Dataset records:
□ □ □ □ □

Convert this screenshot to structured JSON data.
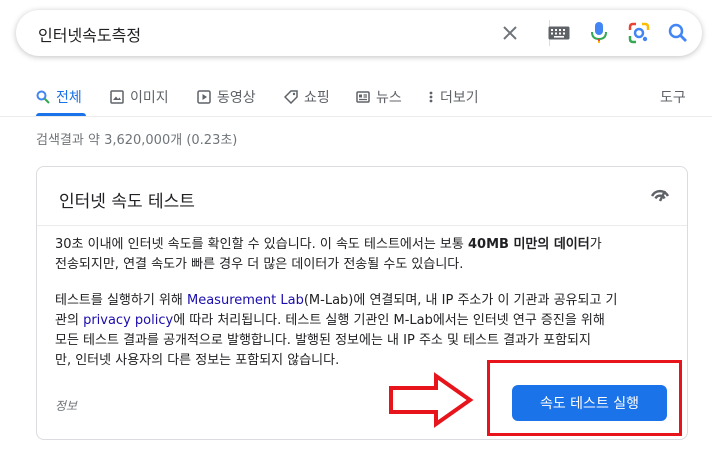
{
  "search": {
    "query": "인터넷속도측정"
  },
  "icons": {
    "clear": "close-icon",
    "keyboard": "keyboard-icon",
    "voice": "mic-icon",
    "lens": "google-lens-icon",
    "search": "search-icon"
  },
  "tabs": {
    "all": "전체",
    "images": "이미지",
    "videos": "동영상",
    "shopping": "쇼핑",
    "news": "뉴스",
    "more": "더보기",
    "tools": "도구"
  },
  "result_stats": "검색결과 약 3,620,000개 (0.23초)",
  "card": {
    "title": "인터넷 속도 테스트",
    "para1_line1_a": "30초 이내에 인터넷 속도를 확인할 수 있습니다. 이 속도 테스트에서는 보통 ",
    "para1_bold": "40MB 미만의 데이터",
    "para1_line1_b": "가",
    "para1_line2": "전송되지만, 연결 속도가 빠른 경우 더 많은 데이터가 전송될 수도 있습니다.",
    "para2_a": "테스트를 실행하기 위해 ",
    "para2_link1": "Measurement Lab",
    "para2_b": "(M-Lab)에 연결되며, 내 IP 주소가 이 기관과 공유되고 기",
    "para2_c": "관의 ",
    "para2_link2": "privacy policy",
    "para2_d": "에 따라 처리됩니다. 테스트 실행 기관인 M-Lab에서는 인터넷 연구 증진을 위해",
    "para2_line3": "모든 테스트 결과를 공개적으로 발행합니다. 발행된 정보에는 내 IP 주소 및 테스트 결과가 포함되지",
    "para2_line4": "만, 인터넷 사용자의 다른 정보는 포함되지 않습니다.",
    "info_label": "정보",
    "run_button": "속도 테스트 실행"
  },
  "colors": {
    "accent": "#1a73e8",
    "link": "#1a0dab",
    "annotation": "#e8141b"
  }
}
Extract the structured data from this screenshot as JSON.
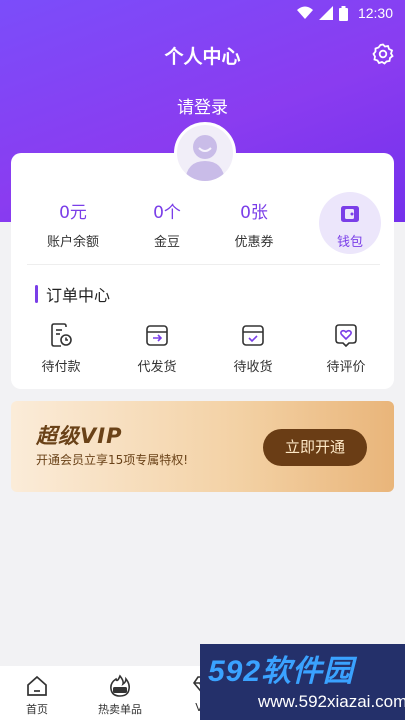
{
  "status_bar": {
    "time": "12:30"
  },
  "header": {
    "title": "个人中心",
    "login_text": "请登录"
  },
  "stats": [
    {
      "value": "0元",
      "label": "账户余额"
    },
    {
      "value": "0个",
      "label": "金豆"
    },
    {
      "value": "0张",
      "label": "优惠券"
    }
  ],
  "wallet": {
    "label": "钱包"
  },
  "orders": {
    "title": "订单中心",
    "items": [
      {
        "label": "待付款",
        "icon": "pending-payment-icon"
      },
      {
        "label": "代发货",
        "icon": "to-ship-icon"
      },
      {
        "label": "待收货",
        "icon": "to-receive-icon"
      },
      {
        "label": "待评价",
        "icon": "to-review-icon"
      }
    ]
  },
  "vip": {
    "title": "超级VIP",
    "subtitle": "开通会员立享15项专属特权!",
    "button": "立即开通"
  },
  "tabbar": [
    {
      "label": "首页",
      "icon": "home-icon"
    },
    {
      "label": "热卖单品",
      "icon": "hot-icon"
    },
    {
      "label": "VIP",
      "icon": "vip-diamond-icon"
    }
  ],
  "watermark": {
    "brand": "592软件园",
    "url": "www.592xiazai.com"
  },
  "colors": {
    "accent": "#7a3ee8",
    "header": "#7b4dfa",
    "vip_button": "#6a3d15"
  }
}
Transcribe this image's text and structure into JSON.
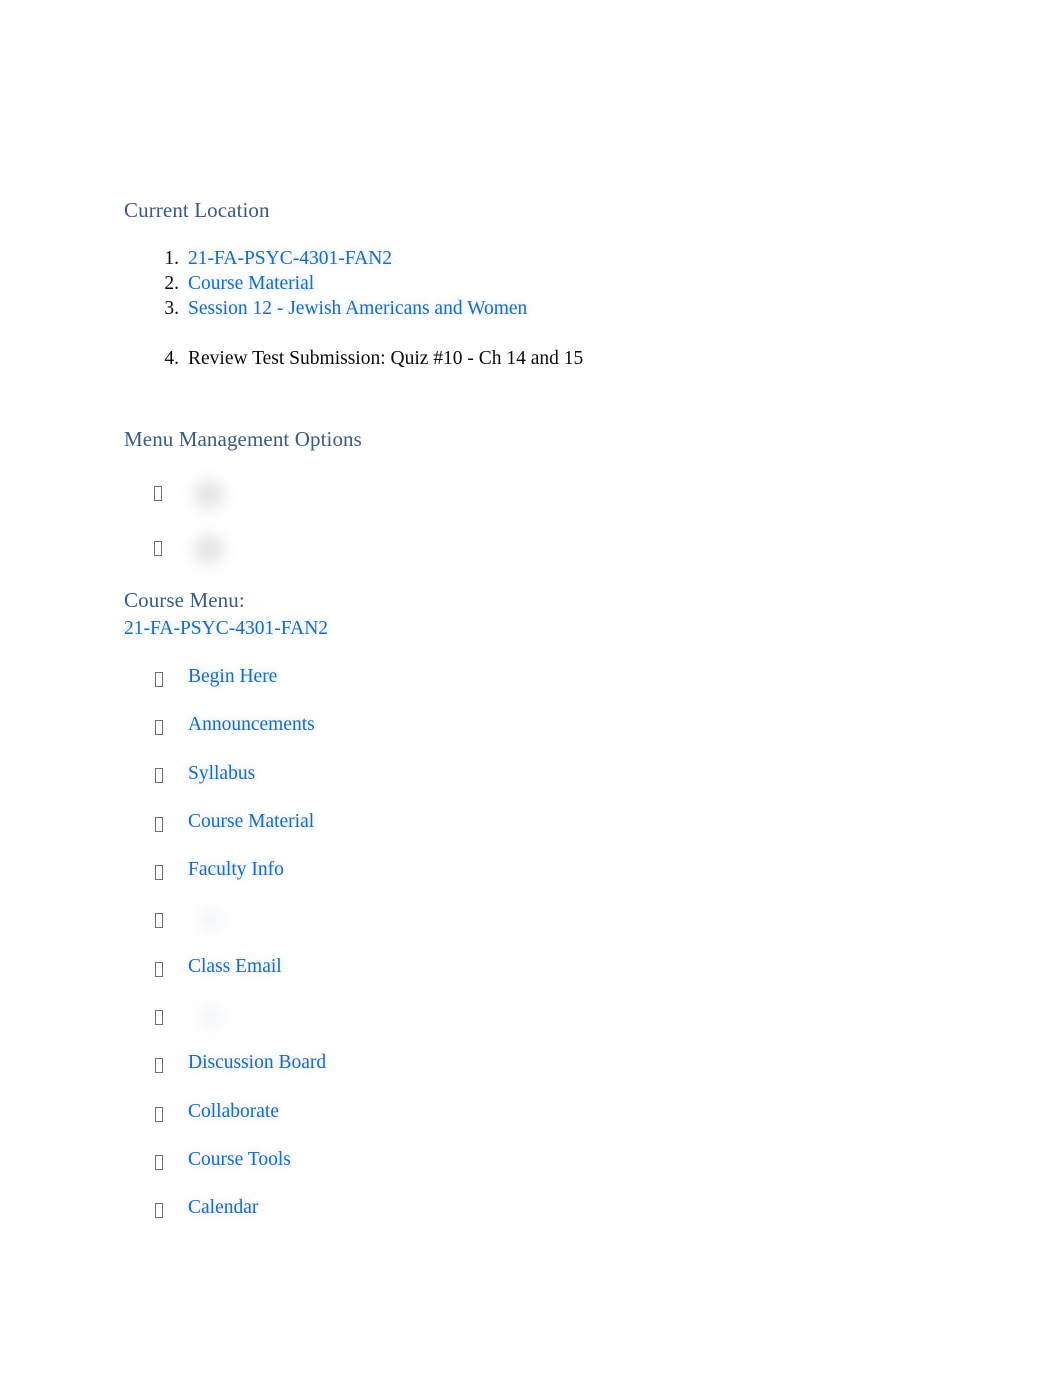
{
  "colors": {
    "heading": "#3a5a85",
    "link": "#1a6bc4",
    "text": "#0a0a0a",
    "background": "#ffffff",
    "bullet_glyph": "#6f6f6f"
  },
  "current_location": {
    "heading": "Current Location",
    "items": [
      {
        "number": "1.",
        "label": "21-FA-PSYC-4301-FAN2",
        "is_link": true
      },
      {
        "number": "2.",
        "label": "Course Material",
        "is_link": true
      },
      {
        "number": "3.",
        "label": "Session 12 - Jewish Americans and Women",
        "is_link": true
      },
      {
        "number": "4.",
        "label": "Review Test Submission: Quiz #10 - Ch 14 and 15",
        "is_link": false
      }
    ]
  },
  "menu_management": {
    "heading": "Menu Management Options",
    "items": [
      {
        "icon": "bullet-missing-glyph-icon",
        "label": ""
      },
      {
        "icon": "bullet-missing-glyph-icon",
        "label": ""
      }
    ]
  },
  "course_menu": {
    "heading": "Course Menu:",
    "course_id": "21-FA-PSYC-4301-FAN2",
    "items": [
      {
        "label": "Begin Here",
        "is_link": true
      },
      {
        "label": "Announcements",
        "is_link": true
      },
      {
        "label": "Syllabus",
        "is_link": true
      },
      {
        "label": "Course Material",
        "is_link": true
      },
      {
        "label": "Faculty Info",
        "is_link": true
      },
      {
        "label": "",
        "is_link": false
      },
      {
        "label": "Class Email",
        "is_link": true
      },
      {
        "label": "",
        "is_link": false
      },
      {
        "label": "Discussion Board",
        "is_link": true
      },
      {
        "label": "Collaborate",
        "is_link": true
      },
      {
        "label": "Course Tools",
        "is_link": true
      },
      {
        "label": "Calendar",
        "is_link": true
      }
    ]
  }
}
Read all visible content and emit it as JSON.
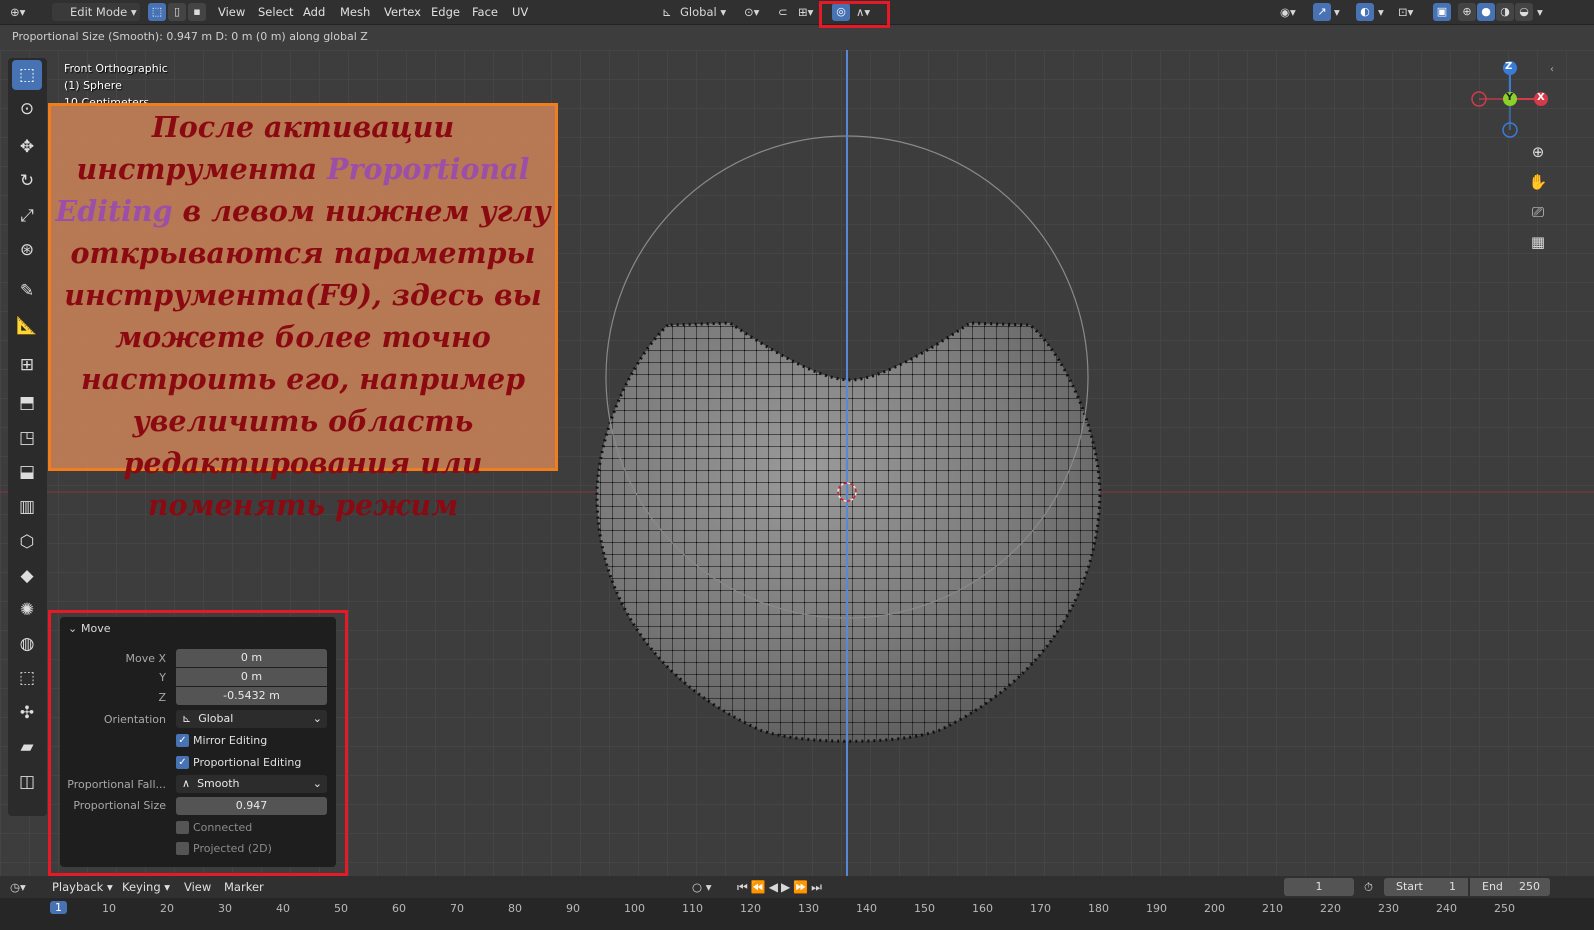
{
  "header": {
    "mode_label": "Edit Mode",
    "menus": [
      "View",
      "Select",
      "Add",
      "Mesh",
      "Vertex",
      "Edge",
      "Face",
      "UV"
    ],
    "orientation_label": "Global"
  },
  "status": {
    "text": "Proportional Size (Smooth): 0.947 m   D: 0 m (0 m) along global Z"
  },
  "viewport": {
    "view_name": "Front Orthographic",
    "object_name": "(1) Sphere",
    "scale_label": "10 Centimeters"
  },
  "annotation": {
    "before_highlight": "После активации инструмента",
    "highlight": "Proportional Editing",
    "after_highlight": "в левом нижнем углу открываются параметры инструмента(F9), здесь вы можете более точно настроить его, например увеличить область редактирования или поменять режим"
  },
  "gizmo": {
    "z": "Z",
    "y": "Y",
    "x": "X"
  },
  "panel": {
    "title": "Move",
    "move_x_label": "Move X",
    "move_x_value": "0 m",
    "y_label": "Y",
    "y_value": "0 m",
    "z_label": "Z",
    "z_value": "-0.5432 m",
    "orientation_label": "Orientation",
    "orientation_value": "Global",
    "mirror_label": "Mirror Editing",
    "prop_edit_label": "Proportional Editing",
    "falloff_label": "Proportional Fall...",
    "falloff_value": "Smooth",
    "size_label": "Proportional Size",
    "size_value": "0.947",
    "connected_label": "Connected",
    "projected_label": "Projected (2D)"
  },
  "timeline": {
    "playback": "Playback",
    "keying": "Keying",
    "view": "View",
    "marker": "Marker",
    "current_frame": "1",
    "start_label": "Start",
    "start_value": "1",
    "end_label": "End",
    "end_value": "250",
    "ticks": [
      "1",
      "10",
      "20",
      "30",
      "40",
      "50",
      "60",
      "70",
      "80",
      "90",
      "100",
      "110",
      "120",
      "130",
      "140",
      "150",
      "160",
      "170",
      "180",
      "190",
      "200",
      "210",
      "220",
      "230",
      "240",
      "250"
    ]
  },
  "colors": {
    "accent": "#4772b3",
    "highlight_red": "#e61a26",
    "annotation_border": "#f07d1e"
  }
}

□ □ □ □ □

Aim
Repeat the entries exactly and keep the pictures out of the copy.

Final result
Convert this screenshot to structured JSON data.
{
  "search": {
    "query": "인터넷속도측정"
  },
  "icons": {
    "clear": "close-icon",
    "keyboard": "keyboard-icon",
    "voice": "mic-icon",
    "lens": "google-lens-icon",
    "search": "search-icon"
  },
  "tabs": {
    "all": "전체",
    "images": "이미지",
    "videos": "동영상",
    "shopping": "쇼핑",
    "news": "뉴스",
    "more": "더보기",
    "tools": "도구"
  },
  "result_stats": "검색결과 약 3,620,000개 (0.23초)",
  "card": {
    "title": "인터넷 속도 테스트",
    "para1_line1_a": "30초 이내에 인터넷 속도를 확인할 수 있습니다. 이 속도 테스트에서는 보통 ",
    "para1_bold": "40MB 미만의 데이터",
    "para1_line1_b": "가",
    "para1_line2": "전송되지만, 연결 속도가 빠른 경우 더 많은 데이터가 전송될 수도 있습니다.",
    "para2_a": "테스트를 실행하기 위해 ",
    "para2_link1": "Measurement Lab",
    "para2_b": "(M-Lab)에 연결되며, 내 IP 주소가 이 기관과 공유되고 기",
    "para2_c": "관의 ",
    "para2_link2": "privacy policy",
    "para2_d": "에 따라 처리됩니다. 테스트 실행 기관인 M-Lab에서는 인터넷 연구 증진을 위해",
    "para2_line3": "모든 테스트 결과를 공개적으로 발행합니다. 발행된 정보에는 내 IP 주소 및 테스트 결과가 포함되지",
    "para2_line4": "만, 인터넷 사용자의 다른 정보는 포함되지 않습니다.",
    "info_label": "정보",
    "run_button": "속도 테스트 실행"
  },
  "colors": {
    "accent": "#1a73e8",
    "link": "#1a0dab",
    "annotation": "#e8141b"
  }
}
Extract the structured data from this screenshot as JSON.
{
  "status_bar": {
    "time": "12:30"
  },
  "header": {
    "title": "个人中心",
    "login_text": "请登录"
  },
  "stats": [
    {
      "value": "0元",
      "label": "账户余额"
    },
    {
      "value": "0个",
      "label": "金豆"
    },
    {
      "value": "0张",
      "label": "优惠券"
    }
  ],
  "wallet": {
    "label": "钱包"
  },
  "orders": {
    "title": "订单中心",
    "items": [
      {
        "label": "待付款",
        "icon": "pending-payment-icon"
      },
      {
        "label": "代发货",
        "icon": "to-ship-icon"
      },
      {
        "label": "待收货",
        "icon": "to-receive-icon"
      },
      {
        "label": "待评价",
        "icon": "to-review-icon"
      }
    ]
  },
  "vip": {
    "title": "超级VIP",
    "subtitle": "开通会员立享15项专属特权!",
    "button": "立即开通"
  },
  "tabbar": [
    {
      "label": "首页",
      "icon": "home-icon"
    },
    {
      "label": "热卖单品",
      "icon": "hot-icon"
    },
    {
      "label": "VIP",
      "icon": "vip-diamond-icon"
    }
  ],
  "watermark": {
    "brand": "592软件园",
    "url": "www.592xiazai.com"
  },
  "colors": {
    "accent": "#7a3ee8",
    "header": "#7b4dfa",
    "vip_button": "#6a3d15"
  }
}
Transcribe this image's text and structure into JSON.
{
  "colors": {
    "heading": "#3a5a85",
    "link": "#1a6bc4",
    "text": "#0a0a0a",
    "background": "#ffffff",
    "bullet_glyph": "#6f6f6f"
  },
  "current_location": {
    "heading": "Current Location",
    "items": [
      {
        "number": "1.",
        "label": "21-FA-PSYC-4301-FAN2",
        "is_link": true
      },
      {
        "number": "2.",
        "label": "Course Material",
        "is_link": true
      },
      {
        "number": "3.",
        "label": "Session 12 - Jewish Americans and Women",
        "is_link": true
      },
      {
        "number": "4.",
        "label": "Review Test Submission: Quiz #10 - Ch 14 and 15",
        "is_link": false
      }
    ]
  },
  "menu_management": {
    "heading": "Menu Management Options",
    "items": [
      {
        "icon": "bullet-missing-glyph-icon",
        "label": ""
      },
      {
        "icon": "bullet-missing-glyph-icon",
        "label": ""
      }
    ]
  },
  "course_menu": {
    "heading": "Course Menu:",
    "course_id": "21-FA-PSYC-4301-FAN2",
    "items": [
      {
        "label": "Begin Here",
        "is_link": true
      },
      {
        "label": "Announcements",
        "is_link": true
      },
      {
        "label": "Syllabus",
        "is_link": true
      },
      {
        "label": "Course Material",
        "is_link": true
      },
      {
        "label": "Faculty Info",
        "is_link": true
      },
      {
        "label": "",
        "is_link": false
      },
      {
        "label": "Class Email",
        "is_link": true
      },
      {
        "label": "",
        "is_link": false
      },
      {
        "label": "Discussion Board",
        "is_link": true
      },
      {
        "label": "Collaborate",
        "is_link": true
      },
      {
        "label": "Course Tools",
        "is_link": true
      },
      {
        "label": "Calendar",
        "is_link": true
      }
    ]
  }
}
Read all visible content and emit it as JSON.
{
  "header": {
    "mode_label": "Edit Mode",
    "menus": [
      "View",
      "Select",
      "Add",
      "Mesh",
      "Vertex",
      "Edge",
      "Face",
      "UV"
    ],
    "orientation_label": "Global"
  },
  "status": {
    "text": "Proportional Size (Smooth): 0.947 m   D: 0 m (0 m) along global Z"
  },
  "viewport": {
    "view_name": "Front Orthographic",
    "object_name": "(1) Sphere",
    "scale_label": "10 Centimeters"
  },
  "annotation": {
    "before_highlight": "После активации инструмента",
    "highlight": "Proportional Editing",
    "after_highlight": "в левом нижнем углу открываются параметры инструмента(F9), здесь вы можете более точно настроить его, например увеличить область редактирования или поменять режим"
  },
  "gizmo": {
    "z": "Z",
    "y": "Y",
    "x": "X"
  },
  "panel": {
    "title": "Move",
    "move_x_label": "Move X",
    "move_x_value": "0 m",
    "y_label": "Y",
    "y_value": "0 m",
    "z_label": "Z",
    "z_value": "-0.5432 m",
    "orientation_label": "Orientation",
    "orientation_value": "Global",
    "mirror_label": "Mirror Editing",
    "prop_edit_label": "Proportional Editing",
    "falloff_label": "Proportional Fall...",
    "falloff_value": "Smooth",
    "size_label": "Proportional Size",
    "size_value": "0.947",
    "connected_label": "Connected",
    "projected_label": "Projected (2D)"
  },
  "timeline": {
    "playback": "Playback",
    "keying": "Keying",
    "view": "View",
    "marker": "Marker",
    "current_frame": "1",
    "start_label": "Start",
    "start_value": "1",
    "end_label": "End",
    "end_value": "250",
    "ticks": [
      "1",
      "10",
      "20",
      "30",
      "40",
      "50",
      "60",
      "70",
      "80",
      "90",
      "100",
      "110",
      "120",
      "130",
      "140",
      "150",
      "160",
      "170",
      "180",
      "190",
      "200",
      "210",
      "220",
      "230",
      "240",
      "250"
    ]
  },
  "colors": {
    "accent": "#4772b3",
    "highlight_red": "#e61a26",
    "annotation_border": "#f07d1e"
  }
}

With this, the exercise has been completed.